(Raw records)
##############################

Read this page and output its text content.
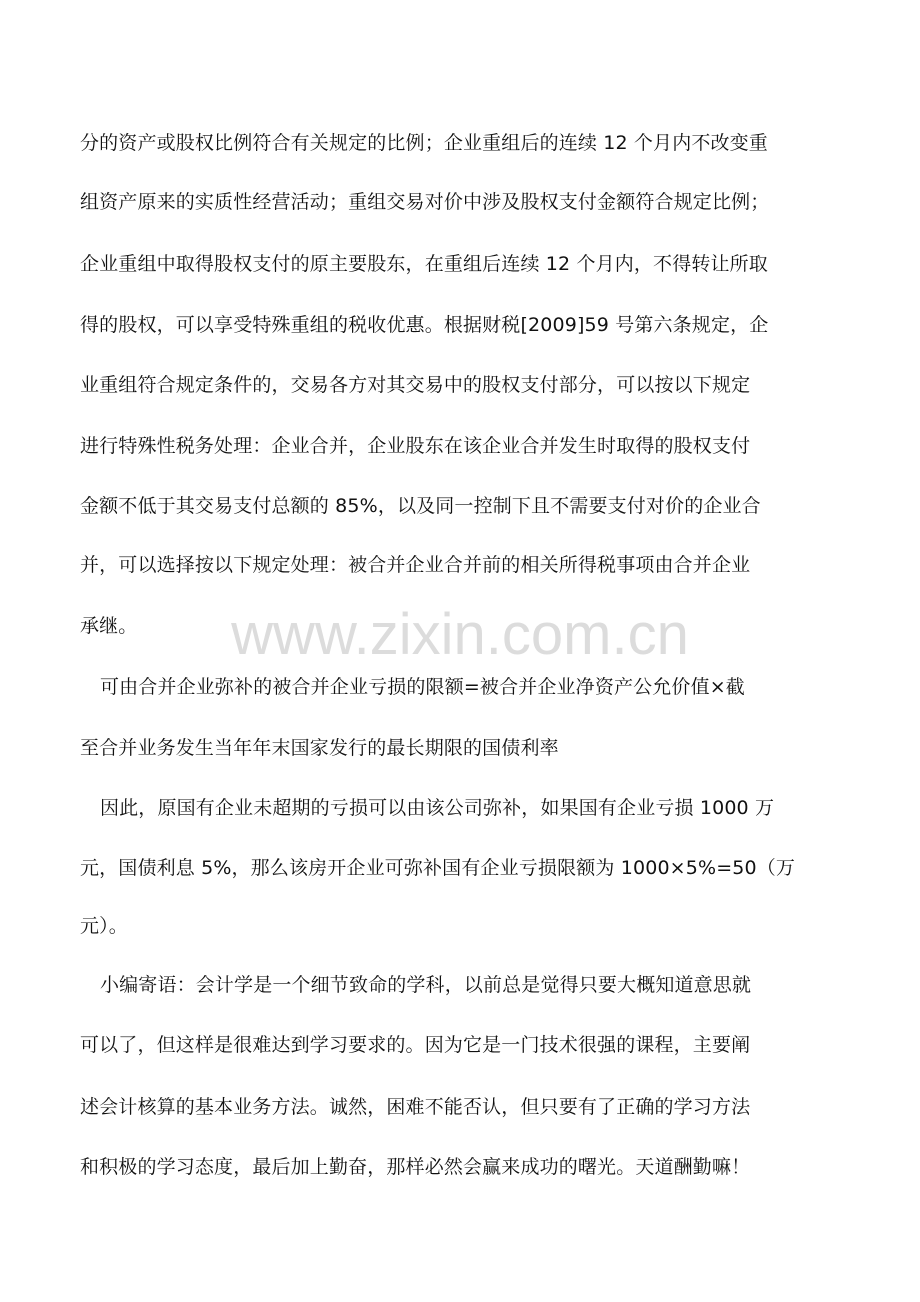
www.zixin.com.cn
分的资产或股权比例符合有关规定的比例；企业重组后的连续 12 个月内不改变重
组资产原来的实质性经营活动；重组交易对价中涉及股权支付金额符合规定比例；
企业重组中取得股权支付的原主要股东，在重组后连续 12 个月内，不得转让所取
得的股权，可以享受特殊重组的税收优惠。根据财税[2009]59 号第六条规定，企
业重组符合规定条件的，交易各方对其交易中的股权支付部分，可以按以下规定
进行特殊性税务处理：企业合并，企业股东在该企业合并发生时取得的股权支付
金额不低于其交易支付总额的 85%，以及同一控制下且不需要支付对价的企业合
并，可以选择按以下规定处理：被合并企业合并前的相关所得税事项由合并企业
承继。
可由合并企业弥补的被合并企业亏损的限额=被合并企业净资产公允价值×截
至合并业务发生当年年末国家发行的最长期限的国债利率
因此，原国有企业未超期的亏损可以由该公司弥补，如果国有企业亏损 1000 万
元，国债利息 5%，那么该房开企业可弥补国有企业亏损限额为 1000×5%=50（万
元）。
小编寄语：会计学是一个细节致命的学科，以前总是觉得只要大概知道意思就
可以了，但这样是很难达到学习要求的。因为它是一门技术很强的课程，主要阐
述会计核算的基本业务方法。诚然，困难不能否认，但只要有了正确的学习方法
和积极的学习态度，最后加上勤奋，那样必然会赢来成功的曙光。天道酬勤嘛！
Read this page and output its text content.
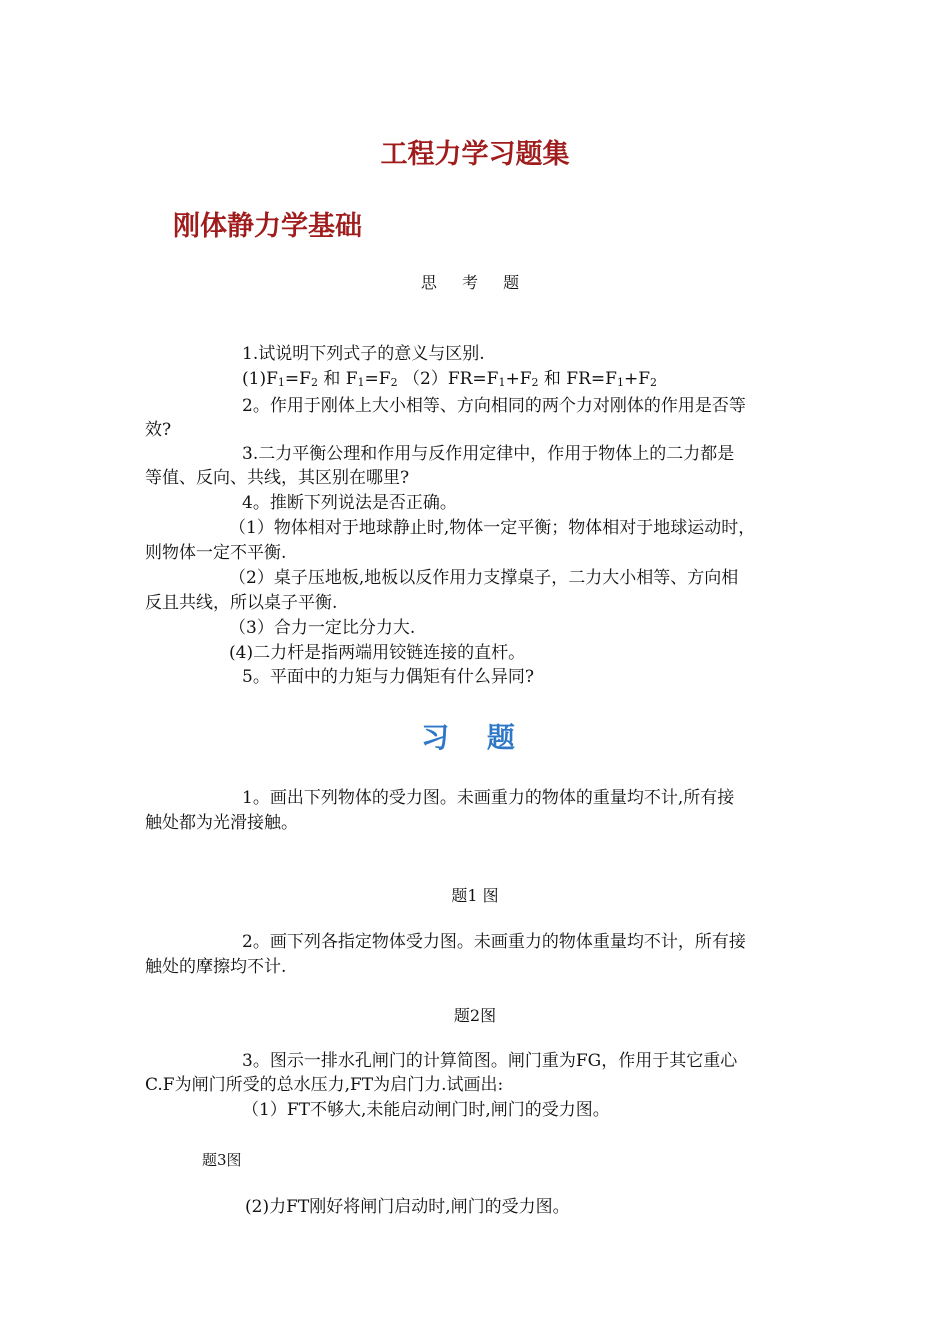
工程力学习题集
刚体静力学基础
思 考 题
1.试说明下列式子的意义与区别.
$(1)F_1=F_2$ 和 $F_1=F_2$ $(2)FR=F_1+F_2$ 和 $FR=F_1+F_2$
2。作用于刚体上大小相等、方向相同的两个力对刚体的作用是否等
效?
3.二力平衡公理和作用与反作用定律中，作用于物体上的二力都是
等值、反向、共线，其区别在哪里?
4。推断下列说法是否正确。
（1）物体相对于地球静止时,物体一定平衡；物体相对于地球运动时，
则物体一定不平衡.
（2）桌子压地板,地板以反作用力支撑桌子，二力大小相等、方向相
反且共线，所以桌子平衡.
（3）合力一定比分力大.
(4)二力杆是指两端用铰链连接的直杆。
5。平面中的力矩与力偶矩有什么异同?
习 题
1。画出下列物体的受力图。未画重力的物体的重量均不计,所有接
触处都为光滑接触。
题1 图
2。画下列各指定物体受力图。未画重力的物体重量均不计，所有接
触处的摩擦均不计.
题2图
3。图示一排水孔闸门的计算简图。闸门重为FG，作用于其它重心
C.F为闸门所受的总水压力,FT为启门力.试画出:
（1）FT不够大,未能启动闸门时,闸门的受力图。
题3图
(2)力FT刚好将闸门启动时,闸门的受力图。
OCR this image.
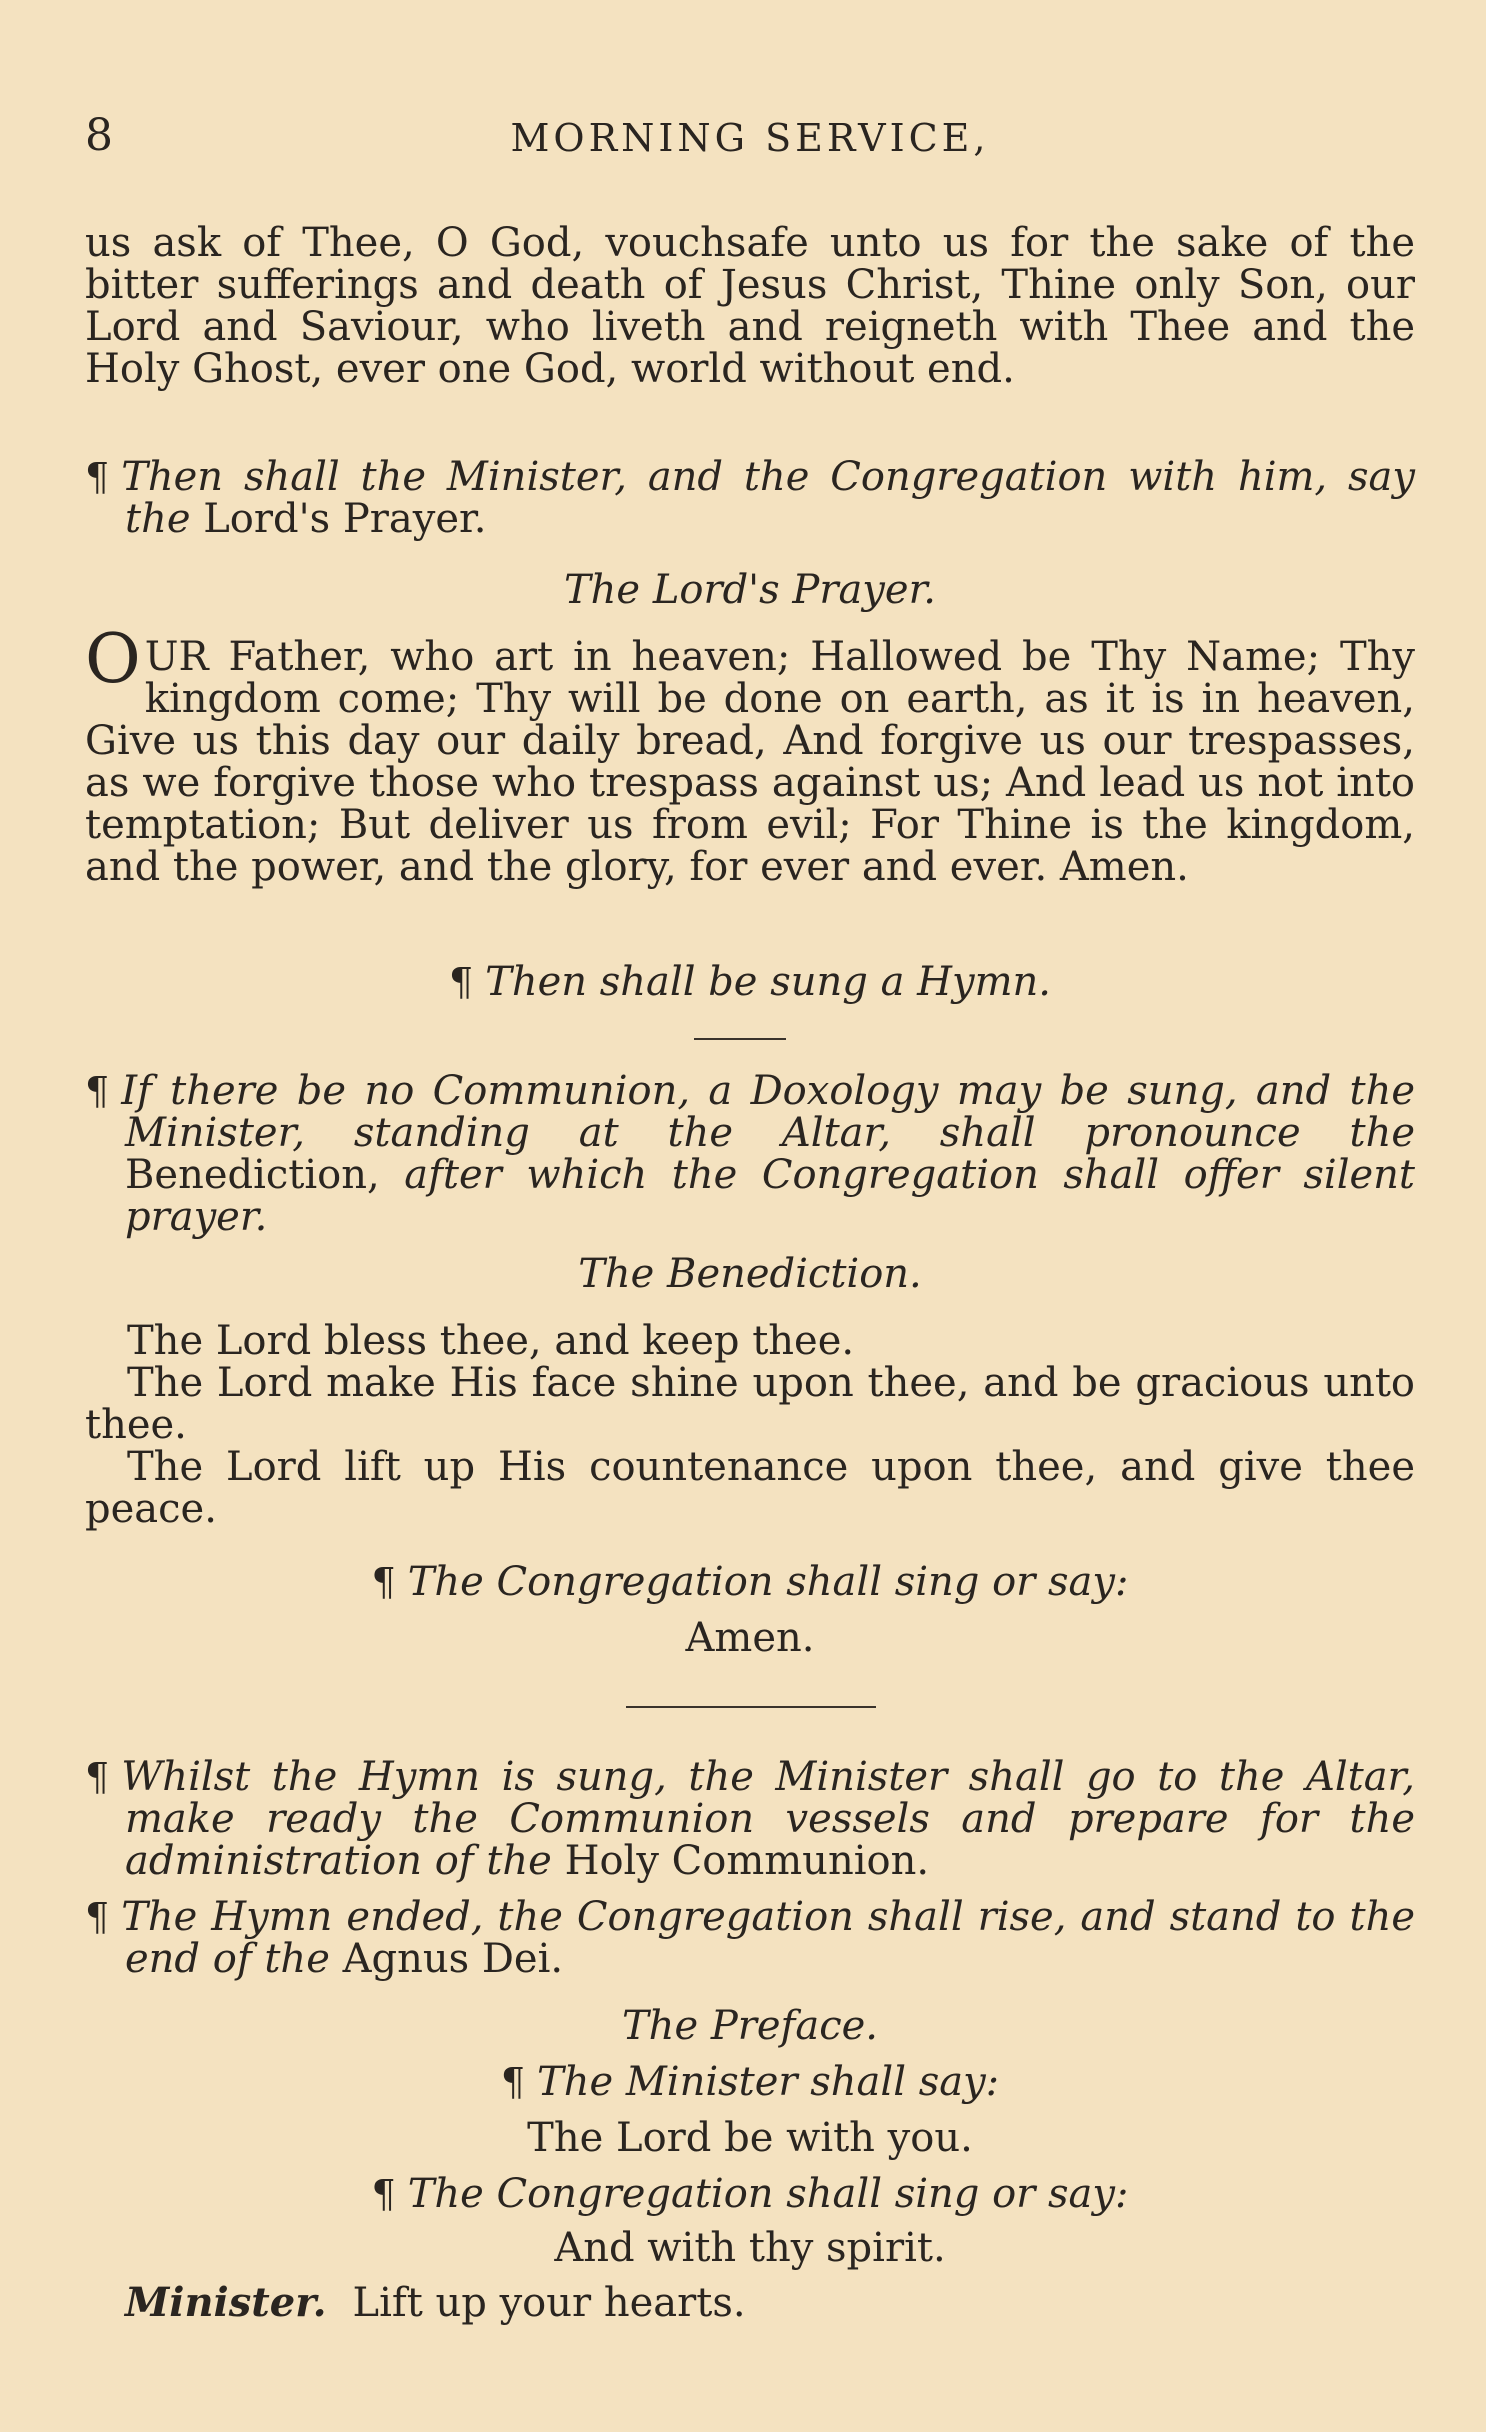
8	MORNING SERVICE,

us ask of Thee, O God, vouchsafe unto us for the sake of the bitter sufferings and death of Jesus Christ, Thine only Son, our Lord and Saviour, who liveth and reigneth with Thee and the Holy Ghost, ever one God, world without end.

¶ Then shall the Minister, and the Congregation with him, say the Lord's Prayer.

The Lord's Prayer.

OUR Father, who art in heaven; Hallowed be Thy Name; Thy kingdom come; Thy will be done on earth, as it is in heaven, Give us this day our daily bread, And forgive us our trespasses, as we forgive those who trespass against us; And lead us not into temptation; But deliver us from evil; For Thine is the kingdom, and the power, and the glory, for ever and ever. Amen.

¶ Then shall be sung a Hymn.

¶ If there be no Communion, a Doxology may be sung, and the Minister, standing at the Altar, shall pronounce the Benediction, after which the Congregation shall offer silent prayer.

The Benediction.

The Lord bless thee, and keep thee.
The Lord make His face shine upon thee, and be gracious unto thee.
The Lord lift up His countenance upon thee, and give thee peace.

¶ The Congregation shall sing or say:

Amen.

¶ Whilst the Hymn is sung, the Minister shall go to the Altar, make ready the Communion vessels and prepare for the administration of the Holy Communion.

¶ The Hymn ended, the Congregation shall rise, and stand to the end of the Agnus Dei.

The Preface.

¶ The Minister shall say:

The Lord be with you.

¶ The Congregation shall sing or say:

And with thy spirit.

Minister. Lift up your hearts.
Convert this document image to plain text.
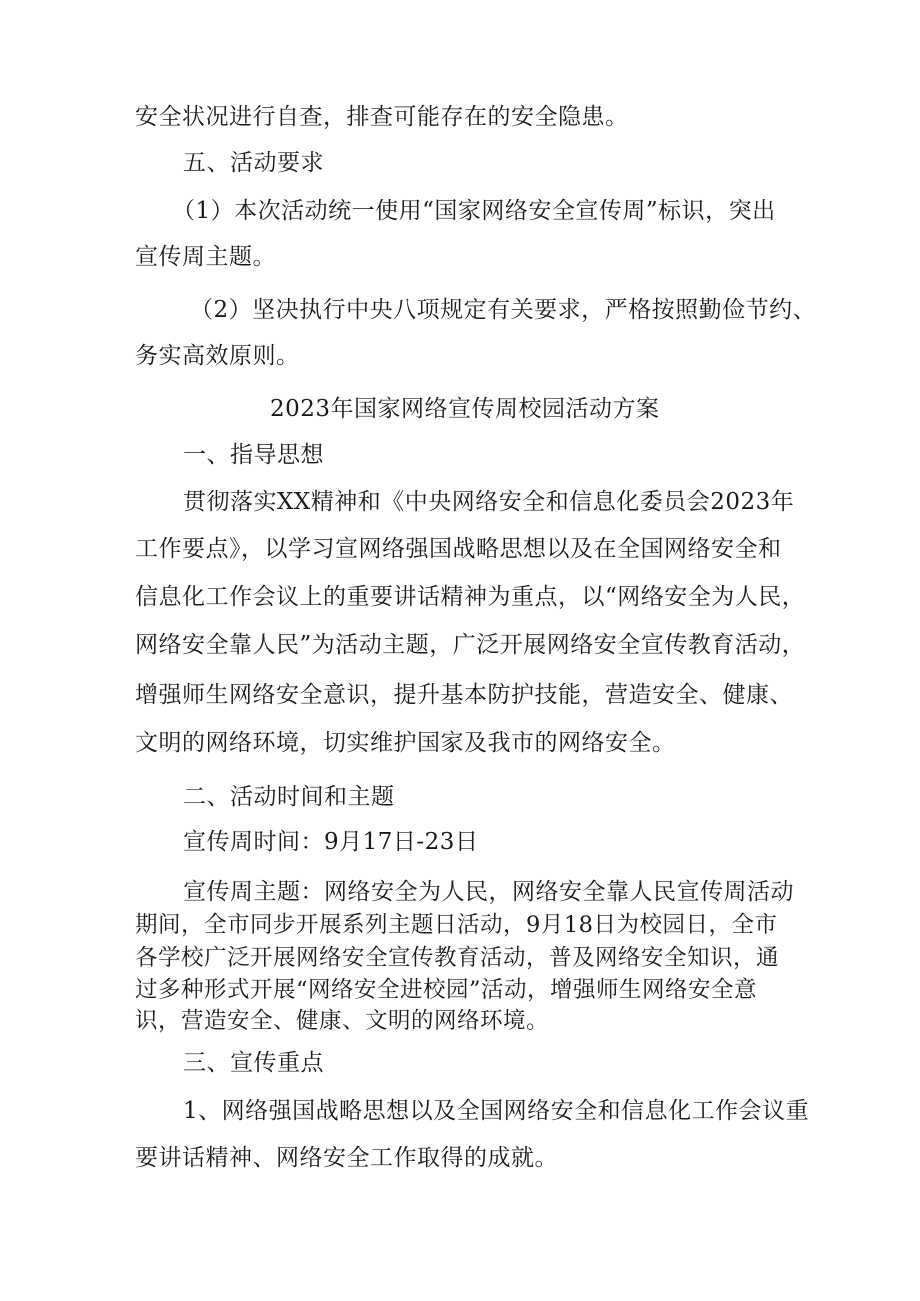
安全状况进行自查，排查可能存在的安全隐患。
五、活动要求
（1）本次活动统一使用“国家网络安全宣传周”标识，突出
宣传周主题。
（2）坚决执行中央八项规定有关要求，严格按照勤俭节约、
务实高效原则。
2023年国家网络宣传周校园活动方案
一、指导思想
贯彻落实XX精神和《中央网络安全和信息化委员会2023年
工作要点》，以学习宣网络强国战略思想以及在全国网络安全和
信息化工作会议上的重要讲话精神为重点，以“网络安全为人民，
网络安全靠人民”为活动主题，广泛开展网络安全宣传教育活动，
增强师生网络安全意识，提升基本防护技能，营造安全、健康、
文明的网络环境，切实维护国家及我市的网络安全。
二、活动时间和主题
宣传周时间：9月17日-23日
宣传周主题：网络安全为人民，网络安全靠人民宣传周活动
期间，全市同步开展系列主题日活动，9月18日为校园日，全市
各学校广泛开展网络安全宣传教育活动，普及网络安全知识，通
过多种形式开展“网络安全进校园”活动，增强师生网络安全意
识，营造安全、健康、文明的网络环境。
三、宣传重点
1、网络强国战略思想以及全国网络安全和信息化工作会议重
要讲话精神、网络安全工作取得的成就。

##############################

## Goal:
Using the listing above, state the number of lines that hold "Minister", with no other text.

## Written reply:
5